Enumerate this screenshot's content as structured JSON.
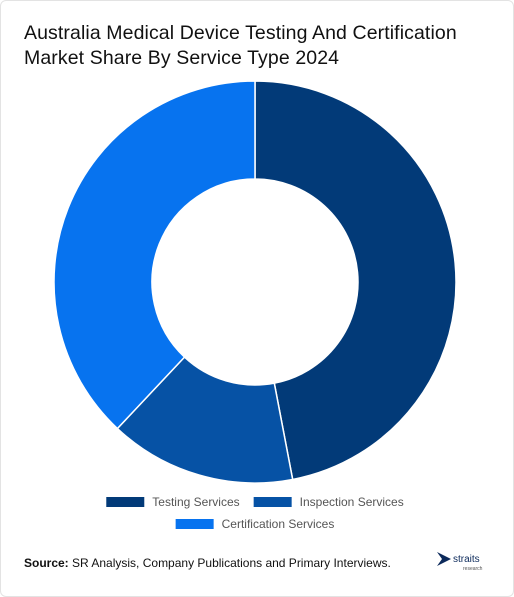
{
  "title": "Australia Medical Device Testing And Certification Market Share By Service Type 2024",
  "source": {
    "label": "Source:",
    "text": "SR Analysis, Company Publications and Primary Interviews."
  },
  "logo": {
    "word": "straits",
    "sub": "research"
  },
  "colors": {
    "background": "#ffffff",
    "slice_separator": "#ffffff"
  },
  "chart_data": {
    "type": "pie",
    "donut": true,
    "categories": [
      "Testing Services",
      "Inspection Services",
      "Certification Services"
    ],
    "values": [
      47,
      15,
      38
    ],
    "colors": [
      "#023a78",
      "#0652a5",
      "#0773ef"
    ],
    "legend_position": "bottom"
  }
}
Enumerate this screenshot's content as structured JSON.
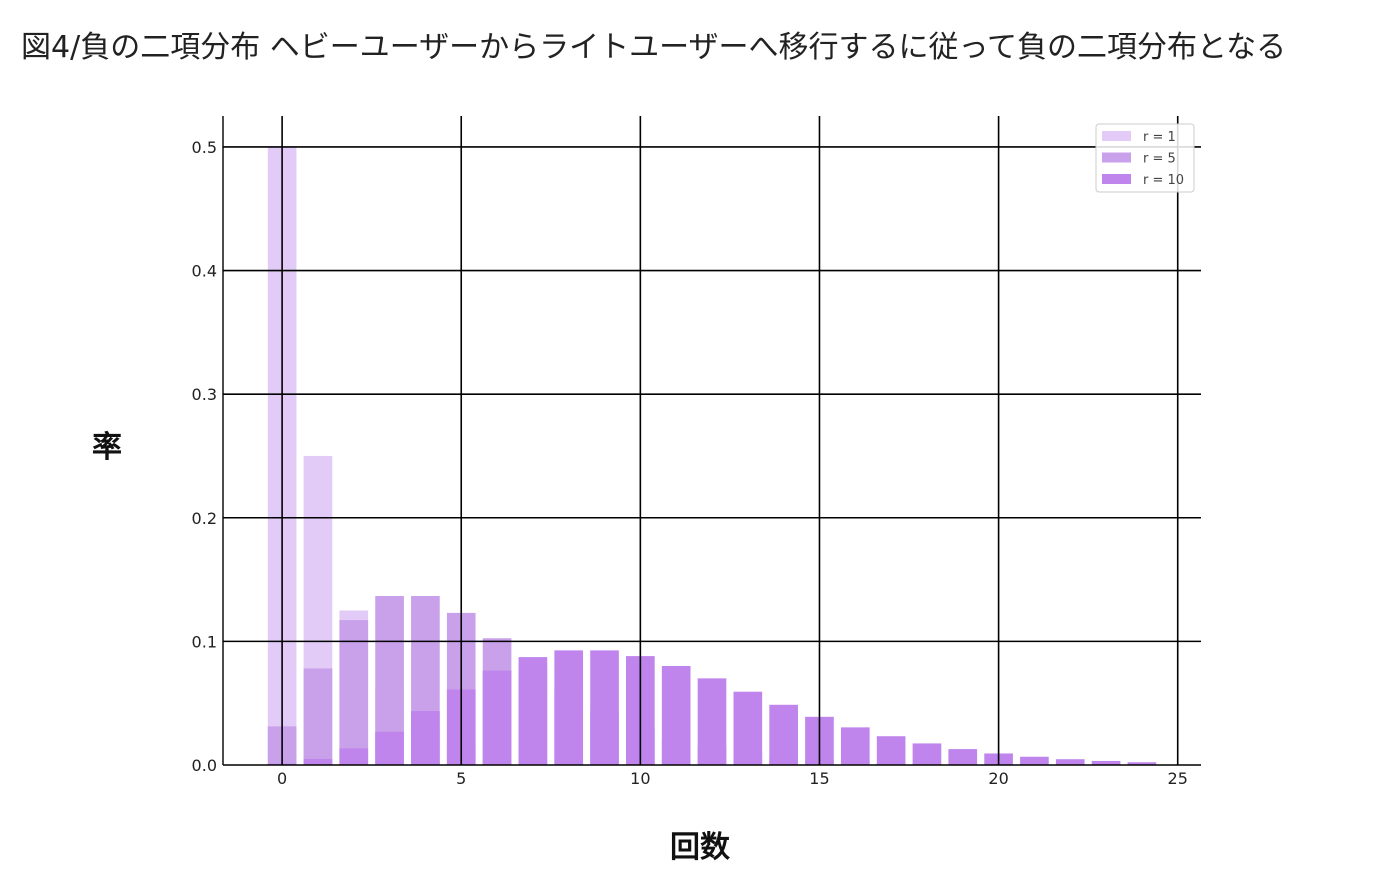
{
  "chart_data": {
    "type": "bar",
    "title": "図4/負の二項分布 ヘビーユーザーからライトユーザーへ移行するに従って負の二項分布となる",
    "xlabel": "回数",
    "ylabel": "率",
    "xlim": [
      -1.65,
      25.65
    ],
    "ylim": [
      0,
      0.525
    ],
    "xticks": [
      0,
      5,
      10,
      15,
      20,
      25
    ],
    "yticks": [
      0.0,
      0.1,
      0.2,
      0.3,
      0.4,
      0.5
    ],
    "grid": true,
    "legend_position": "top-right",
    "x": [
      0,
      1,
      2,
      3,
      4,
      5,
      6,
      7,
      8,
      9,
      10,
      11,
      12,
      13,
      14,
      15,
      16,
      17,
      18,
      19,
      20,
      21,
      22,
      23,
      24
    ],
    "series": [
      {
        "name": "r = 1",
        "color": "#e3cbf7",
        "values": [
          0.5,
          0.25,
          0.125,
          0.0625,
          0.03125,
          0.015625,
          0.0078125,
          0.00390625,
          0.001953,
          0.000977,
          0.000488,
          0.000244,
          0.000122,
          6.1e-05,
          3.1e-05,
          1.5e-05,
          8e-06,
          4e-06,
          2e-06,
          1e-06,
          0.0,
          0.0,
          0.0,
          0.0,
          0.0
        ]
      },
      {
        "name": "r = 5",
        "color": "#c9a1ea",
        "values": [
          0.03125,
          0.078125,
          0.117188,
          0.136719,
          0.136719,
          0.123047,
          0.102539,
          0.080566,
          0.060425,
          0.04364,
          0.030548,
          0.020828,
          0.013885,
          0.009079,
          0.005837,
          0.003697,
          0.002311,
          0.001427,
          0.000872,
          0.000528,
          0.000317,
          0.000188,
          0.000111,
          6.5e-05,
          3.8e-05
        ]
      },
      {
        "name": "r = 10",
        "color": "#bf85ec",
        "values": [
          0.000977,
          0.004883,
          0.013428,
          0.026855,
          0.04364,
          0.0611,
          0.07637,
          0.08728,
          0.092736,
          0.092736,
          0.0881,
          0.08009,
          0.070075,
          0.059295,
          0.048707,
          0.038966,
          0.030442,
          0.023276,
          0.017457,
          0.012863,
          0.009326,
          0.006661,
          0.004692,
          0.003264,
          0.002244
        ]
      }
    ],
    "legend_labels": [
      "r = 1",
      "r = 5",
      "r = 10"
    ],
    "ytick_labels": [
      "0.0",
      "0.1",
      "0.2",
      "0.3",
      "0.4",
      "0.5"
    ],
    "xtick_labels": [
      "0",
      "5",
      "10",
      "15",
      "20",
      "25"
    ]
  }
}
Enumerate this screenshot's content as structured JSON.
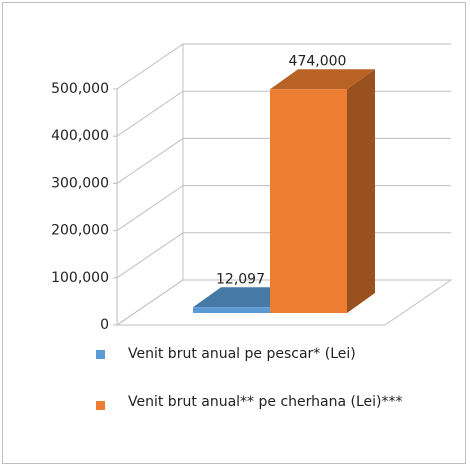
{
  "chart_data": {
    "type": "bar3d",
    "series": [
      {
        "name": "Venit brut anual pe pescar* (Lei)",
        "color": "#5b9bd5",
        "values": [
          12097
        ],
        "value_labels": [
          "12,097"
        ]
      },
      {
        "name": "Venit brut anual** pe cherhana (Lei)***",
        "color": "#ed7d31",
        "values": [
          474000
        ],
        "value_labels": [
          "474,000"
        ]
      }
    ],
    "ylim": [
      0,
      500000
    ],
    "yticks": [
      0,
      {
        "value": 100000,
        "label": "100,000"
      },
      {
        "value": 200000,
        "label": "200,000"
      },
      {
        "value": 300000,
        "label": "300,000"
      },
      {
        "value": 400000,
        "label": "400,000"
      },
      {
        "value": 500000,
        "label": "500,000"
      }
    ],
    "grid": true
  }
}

Do this:
In the records above, find the lines containing "Services" and copy them.

Finished answer:
      "Testing Services",
      "Inspection Services",
      "Certification Services"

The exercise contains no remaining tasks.